Problem to work on: Print the entries below word for word; the pictures stay out of your copy.

Supplied records:
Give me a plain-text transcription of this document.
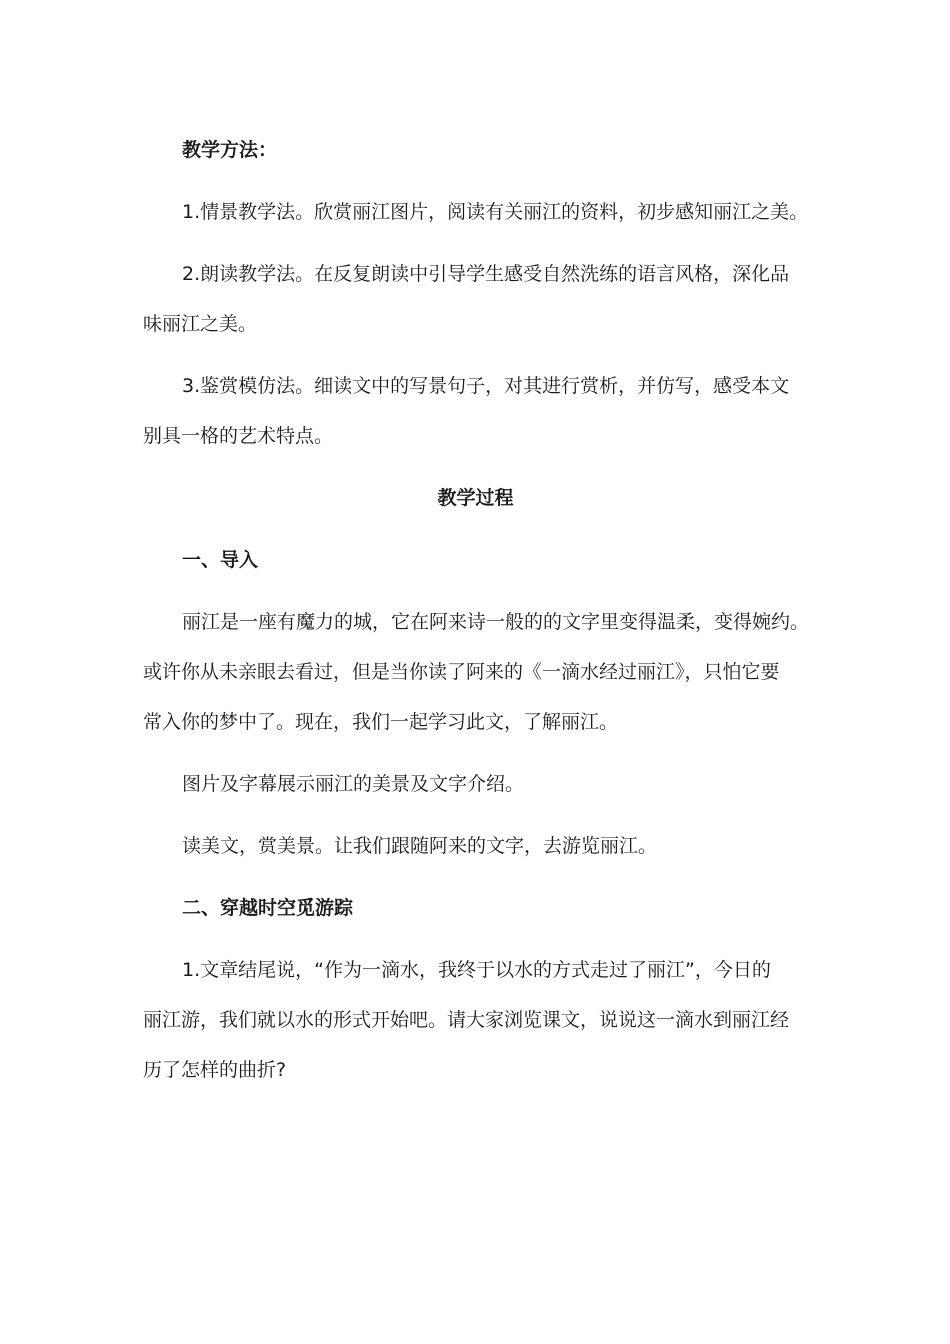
教学方法：
1.情景教学法。欣赏丽江图片，阅读有关丽江的资料，初步感知丽江之美。
2.朗读教学法。在反复朗读中引导学生感受自然洗练的语言风格，深化品
味丽江之美。
3.鉴赏模仿法。细读文中的写景句子，对其进行赏析，并仿写，感受本文
别具一格的艺术特点。
教学过程
一、导入
丽江是一座有魔力的城，它在阿来诗一般的的文字里变得温柔，变得婉约。
或许你从未亲眼去看过，但是当你读了阿来的《一滴水经过丽江》，只怕它要
常入你的梦中了。现在，我们一起学习此文，了解丽江。
图片及字幕展示丽江的美景及文字介绍。
读美文，赏美景。让我们跟随阿来的文字，去游览丽江。
二、穿越时空觅游踪
1.文章结尾说，“作为一滴水，我终于以水的方式走过了丽江”，今日的
丽江游，我们就以水的形式开始吧。请大家浏览课文，说说这一滴水到丽江经
历了怎样的曲折?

Exercise result:
Give me a plain-text transcription of this document.
教学方法：
1.情景教学法。欣赏丽江图片，阅读有关丽江的资料，初步感知丽江之美。
2.朗读教学法。在反复朗读中引导学生感受自然洗练的语言风格，深化品
味丽江之美。
3.鉴赏模仿法。细读文中的写景句子，对其进行赏析，并仿写，感受本文
别具一格的艺术特点。
教学过程
一、导入
丽江是一座有魔力的城，它在阿来诗一般的的文字里变得温柔，变得婉约。
或许你从未亲眼去看过，但是当你读了阿来的《一滴水经过丽江》，只怕它要
常入你的梦中了。现在，我们一起学习此文，了解丽江。
图片及字幕展示丽江的美景及文字介绍。
读美文，赏美景。让我们跟随阿来的文字，去游览丽江。
二、穿越时空觅游踪
1.文章结尾说，“作为一滴水，我终于以水的方式走过了丽江”，今日的
丽江游，我们就以水的形式开始吧。请大家浏览课文，说说这一滴水到丽江经
历了怎样的曲折?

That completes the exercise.